RECORDS PROVIDED: Begin

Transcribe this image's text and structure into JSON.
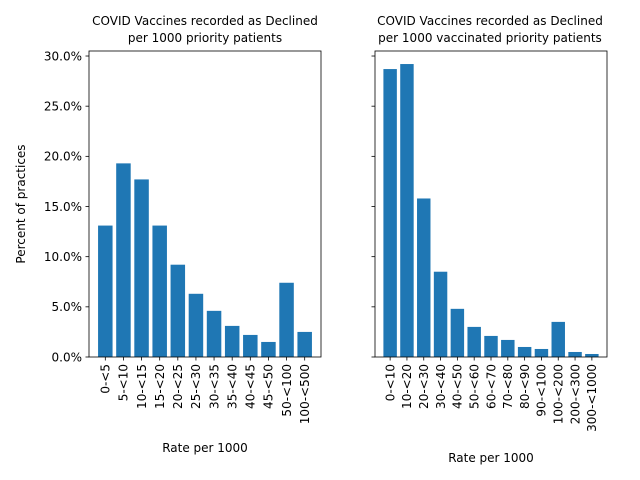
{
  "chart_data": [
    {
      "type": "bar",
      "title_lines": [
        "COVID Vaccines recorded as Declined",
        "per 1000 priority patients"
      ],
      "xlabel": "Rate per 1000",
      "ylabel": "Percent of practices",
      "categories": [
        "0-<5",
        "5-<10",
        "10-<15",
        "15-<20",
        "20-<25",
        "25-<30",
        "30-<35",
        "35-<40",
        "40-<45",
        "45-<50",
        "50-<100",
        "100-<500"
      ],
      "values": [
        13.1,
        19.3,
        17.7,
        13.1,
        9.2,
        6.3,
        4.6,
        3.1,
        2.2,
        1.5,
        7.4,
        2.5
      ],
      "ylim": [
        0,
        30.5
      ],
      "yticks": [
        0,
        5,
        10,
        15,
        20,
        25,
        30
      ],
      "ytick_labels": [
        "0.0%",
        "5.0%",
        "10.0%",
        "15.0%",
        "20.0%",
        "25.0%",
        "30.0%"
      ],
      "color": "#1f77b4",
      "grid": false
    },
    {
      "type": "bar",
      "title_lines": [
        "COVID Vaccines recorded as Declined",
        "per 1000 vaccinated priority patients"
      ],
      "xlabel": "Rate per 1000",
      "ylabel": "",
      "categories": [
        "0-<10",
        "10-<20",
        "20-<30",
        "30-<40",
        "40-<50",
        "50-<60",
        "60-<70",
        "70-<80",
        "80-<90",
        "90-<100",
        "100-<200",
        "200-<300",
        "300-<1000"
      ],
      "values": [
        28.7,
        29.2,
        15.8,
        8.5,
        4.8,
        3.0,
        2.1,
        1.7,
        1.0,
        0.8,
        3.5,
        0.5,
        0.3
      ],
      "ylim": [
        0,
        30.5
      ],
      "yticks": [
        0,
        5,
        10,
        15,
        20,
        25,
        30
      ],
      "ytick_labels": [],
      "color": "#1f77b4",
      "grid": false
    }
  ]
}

RECORDS PROVIDED: End

- [YOUR INSTRUCTIONS]
For each record above, write out its text exactly and skip any picture.

- [THE ANSWER]
Transcribe this image's text and structure into JSON.
{
  "chart_data": [
    {
      "type": "bar",
      "title_lines": [
        "COVID Vaccines recorded as Declined",
        "per 1000 priority patients"
      ],
      "xlabel": "Rate per 1000",
      "ylabel": "Percent of practices",
      "categories": [
        "0-<5",
        "5-<10",
        "10-<15",
        "15-<20",
        "20-<25",
        "25-<30",
        "30-<35",
        "35-<40",
        "40-<45",
        "45-<50",
        "50-<100",
        "100-<500"
      ],
      "values": [
        13.1,
        19.3,
        17.7,
        13.1,
        9.2,
        6.3,
        4.6,
        3.1,
        2.2,
        1.5,
        7.4,
        2.5
      ],
      "ylim": [
        0,
        30.5
      ],
      "yticks": [
        0,
        5,
        10,
        15,
        20,
        25,
        30
      ],
      "ytick_labels": [
        "0.0%",
        "5.0%",
        "10.0%",
        "15.0%",
        "20.0%",
        "25.0%",
        "30.0%"
      ],
      "color": "#1f77b4",
      "grid": false
    },
    {
      "type": "bar",
      "title_lines": [
        "COVID Vaccines recorded as Declined",
        "per 1000 vaccinated priority patients"
      ],
      "xlabel": "Rate per 1000",
      "ylabel": "",
      "categories": [
        "0-<10",
        "10-<20",
        "20-<30",
        "30-<40",
        "40-<50",
        "50-<60",
        "60-<70",
        "70-<80",
        "80-<90",
        "90-<100",
        "100-<200",
        "200-<300",
        "300-<1000"
      ],
      "values": [
        28.7,
        29.2,
        15.8,
        8.5,
        4.8,
        3.0,
        2.1,
        1.7,
        1.0,
        0.8,
        3.5,
        0.5,
        0.3
      ],
      "ylim": [
        0,
        30.5
      ],
      "yticks": [
        0,
        5,
        10,
        15,
        20,
        25,
        30
      ],
      "ytick_labels": [],
      "color": "#1f77b4",
      "grid": false
    }
  ]
}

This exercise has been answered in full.